-- EXERCISE --
Copy out each line that includes the word "ylabel".
-----
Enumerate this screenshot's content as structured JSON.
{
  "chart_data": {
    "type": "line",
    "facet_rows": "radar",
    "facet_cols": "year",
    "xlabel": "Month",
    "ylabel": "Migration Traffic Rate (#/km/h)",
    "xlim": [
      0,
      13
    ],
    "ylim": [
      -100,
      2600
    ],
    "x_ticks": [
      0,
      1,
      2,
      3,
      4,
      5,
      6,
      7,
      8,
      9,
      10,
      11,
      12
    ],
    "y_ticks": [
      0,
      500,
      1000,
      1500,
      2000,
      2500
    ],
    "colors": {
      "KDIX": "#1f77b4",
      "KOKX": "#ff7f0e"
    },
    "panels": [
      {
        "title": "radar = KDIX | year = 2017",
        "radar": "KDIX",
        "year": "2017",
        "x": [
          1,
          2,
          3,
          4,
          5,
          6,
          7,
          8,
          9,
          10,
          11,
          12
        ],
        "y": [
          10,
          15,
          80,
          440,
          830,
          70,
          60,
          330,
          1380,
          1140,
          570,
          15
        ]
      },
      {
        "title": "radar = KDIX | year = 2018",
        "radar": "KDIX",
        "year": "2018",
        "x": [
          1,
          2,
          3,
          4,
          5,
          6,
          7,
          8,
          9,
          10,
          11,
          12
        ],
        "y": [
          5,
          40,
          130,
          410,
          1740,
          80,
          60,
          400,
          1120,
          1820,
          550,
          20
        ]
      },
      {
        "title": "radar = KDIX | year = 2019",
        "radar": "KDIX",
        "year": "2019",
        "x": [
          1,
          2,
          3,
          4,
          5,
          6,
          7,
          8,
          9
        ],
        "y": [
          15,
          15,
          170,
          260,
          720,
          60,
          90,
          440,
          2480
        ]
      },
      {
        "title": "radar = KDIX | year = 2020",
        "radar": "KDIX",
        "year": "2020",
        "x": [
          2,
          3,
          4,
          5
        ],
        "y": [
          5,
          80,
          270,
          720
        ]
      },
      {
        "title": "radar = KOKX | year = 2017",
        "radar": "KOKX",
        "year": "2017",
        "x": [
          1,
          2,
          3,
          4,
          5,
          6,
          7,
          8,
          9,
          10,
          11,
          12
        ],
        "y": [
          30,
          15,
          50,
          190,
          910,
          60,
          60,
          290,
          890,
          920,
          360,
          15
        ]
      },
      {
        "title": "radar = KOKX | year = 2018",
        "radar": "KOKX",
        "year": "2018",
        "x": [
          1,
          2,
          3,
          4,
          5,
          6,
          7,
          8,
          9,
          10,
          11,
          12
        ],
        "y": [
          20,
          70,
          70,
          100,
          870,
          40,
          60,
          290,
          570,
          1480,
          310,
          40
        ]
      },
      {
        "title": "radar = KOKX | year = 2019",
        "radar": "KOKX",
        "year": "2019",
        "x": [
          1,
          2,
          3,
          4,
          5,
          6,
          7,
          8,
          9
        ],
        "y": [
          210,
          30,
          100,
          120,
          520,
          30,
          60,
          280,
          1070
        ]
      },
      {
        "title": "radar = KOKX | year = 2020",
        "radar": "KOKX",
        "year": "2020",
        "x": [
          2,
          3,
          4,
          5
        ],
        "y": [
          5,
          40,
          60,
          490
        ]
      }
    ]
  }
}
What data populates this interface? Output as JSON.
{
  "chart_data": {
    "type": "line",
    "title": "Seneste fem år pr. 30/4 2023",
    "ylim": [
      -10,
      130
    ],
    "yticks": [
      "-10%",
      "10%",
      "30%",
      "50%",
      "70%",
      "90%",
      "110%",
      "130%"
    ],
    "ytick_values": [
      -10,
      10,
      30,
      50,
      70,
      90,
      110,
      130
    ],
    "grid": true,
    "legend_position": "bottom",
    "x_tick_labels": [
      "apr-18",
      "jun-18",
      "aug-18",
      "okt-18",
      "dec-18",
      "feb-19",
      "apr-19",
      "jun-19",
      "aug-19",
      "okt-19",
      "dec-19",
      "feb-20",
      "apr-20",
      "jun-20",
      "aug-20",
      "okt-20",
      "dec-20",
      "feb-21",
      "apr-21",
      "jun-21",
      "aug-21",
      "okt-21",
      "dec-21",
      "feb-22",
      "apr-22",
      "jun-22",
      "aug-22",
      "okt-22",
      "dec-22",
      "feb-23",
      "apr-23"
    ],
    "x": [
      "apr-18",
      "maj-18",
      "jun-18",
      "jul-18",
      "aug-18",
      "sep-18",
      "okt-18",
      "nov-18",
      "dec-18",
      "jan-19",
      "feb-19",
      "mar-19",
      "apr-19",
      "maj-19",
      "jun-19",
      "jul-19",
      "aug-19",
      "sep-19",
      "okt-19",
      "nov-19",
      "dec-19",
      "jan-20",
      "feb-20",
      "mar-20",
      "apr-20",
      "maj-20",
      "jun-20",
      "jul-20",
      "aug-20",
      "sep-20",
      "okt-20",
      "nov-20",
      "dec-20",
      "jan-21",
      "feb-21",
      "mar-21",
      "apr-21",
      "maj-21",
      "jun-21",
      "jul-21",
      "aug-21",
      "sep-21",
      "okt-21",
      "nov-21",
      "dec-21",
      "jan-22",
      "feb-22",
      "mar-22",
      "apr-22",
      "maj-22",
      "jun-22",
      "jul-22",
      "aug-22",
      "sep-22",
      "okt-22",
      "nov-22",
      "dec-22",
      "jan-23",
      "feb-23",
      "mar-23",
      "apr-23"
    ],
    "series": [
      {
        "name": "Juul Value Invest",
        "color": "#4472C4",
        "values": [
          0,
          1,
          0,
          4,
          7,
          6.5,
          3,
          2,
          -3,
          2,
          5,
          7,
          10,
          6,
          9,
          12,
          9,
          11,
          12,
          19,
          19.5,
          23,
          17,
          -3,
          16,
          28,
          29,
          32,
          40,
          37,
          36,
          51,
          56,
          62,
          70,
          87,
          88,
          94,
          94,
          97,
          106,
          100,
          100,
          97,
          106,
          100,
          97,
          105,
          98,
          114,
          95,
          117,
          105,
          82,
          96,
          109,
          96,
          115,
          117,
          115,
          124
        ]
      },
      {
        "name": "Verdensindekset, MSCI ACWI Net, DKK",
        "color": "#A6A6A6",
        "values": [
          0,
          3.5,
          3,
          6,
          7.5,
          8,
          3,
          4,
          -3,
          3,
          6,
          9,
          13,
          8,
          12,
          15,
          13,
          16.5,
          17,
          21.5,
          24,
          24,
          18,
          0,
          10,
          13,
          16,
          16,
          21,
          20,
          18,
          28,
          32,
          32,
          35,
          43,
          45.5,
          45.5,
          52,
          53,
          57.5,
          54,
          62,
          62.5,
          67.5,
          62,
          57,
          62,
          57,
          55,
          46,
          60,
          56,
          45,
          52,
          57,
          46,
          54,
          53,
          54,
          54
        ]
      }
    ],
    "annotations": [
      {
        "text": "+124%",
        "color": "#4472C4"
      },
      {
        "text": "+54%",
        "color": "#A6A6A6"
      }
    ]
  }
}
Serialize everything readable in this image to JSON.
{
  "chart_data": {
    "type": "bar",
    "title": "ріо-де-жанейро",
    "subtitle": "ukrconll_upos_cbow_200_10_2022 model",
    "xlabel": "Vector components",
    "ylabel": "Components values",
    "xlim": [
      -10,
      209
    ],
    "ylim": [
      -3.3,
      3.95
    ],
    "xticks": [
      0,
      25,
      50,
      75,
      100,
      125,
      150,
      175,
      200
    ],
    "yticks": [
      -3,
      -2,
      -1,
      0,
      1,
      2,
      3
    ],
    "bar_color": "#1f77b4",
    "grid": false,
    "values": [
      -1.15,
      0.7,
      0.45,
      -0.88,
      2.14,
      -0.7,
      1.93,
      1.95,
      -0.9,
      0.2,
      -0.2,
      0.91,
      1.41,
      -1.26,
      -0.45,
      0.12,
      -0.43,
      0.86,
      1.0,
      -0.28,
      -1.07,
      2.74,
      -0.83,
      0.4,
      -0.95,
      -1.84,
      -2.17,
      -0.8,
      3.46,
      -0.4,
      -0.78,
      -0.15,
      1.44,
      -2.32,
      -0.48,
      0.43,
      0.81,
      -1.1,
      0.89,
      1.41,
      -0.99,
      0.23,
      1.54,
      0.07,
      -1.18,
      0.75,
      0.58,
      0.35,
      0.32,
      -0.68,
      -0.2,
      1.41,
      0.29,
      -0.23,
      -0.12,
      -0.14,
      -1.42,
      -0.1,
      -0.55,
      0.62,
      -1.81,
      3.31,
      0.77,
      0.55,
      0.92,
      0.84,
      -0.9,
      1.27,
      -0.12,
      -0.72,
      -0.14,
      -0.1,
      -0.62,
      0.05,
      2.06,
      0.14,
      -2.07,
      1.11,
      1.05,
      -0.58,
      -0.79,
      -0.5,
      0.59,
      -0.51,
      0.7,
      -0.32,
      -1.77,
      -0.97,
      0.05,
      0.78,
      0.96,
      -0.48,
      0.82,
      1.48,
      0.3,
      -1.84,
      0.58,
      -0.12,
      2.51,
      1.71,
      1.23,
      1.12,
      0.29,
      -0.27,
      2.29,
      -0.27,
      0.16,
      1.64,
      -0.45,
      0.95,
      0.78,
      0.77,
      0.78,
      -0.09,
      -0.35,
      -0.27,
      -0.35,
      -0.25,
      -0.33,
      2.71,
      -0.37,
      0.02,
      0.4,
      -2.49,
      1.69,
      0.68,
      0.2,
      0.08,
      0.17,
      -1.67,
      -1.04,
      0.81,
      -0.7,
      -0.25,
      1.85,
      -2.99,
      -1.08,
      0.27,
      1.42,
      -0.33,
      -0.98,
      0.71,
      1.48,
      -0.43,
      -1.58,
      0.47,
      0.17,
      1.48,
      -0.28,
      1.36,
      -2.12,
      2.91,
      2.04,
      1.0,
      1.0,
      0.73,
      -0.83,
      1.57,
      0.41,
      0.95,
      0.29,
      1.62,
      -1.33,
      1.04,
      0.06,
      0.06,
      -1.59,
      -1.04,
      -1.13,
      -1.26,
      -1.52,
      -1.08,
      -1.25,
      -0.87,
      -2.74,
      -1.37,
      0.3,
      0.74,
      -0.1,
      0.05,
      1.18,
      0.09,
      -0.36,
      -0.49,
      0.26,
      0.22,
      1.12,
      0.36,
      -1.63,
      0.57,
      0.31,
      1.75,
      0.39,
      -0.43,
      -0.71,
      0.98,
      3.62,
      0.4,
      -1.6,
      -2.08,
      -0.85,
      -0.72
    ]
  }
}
-----
-- RESPONSE TO THE TASK --
    "ylabel": "Migration Traffic Rate (#/km/h)",
    "ylabel": "Components values",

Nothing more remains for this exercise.